**RECORDS FOR THE EXERCISE**
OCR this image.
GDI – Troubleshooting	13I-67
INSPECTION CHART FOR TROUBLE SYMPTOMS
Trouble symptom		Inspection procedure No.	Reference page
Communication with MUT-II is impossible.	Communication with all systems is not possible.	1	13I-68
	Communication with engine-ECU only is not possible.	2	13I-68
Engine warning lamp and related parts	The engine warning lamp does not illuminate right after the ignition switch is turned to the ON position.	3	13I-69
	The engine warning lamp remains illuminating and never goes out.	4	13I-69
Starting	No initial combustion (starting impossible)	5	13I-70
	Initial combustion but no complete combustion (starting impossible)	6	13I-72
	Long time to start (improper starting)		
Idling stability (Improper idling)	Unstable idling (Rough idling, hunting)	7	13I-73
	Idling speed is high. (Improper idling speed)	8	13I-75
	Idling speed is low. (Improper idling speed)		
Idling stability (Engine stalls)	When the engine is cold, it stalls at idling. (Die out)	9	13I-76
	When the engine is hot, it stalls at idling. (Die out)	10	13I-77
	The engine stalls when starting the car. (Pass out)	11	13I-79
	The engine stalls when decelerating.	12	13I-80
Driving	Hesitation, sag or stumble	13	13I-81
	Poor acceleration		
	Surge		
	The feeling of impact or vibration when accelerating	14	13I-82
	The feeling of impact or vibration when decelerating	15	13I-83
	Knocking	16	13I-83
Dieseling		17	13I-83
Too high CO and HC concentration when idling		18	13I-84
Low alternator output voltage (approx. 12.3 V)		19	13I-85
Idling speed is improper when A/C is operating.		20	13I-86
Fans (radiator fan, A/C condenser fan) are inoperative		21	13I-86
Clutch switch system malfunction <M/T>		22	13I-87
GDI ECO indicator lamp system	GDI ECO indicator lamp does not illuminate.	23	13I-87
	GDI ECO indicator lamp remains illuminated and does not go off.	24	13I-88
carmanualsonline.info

**PROBLEM DESCRIPTION**
Give back the whole listing, word for word.

**PROBLEM SOLUTION**
OCR this image.
GDI – Troubleshooting	13I-67
INSPECTION CHART FOR TROUBLE SYMPTOMS
Trouble symptom		Inspection procedure No.	Reference page
Communication with MUT-II is impossible.	Communication with all systems is not possible.	1	13I-68
	Communication with engine-ECU only is not possible.	2	13I-68
Engine warning lamp and related parts	The engine warning lamp does not illuminate right after the ignition switch is turned to the ON position.	3	13I-69
	The engine warning lamp remains illuminating and never goes out.	4	13I-69
Starting	No initial combustion (starting impossible)	5	13I-70
	Initial combustion but no complete combustion (starting impossible)	6	13I-72
	Long time to start (improper starting)		
Idling stability (Improper idling)	Unstable idling (Rough idling, hunting)	7	13I-73
	Idling speed is high. (Improper idling speed)	8	13I-75
	Idling speed is low. (Improper idling speed)		
Idling stability (Engine stalls)	When the engine is cold, it stalls at idling. (Die out)	9	13I-76
	When the engine is hot, it stalls at idling. (Die out)	10	13I-77
	The engine stalls when starting the car. (Pass out)	11	13I-79
	The engine stalls when decelerating.	12	13I-80
Driving	Hesitation, sag or stumble	13	13I-81
	Poor acceleration		
	Surge		
	The feeling of impact or vibration when accelerating	14	13I-82
	The feeling of impact or vibration when decelerating	15	13I-83
	Knocking	16	13I-83
Dieseling		17	13I-83
Too high CO and HC concentration when idling		18	13I-84
Low alternator output voltage (approx. 12.3 V)		19	13I-85
Idling speed is improper when A/C is operating.		20	13I-86
Fans (radiator fan, A/C condenser fan) are inoperative		21	13I-86
Clutch switch system malfunction <M/T>		22	13I-87
GDI ECO indicator lamp system	GDI ECO indicator lamp does not illuminate.	23	13I-87
	GDI ECO indicator lamp remains illuminated and does not go off.	24	13I-88
carmanualsonline.info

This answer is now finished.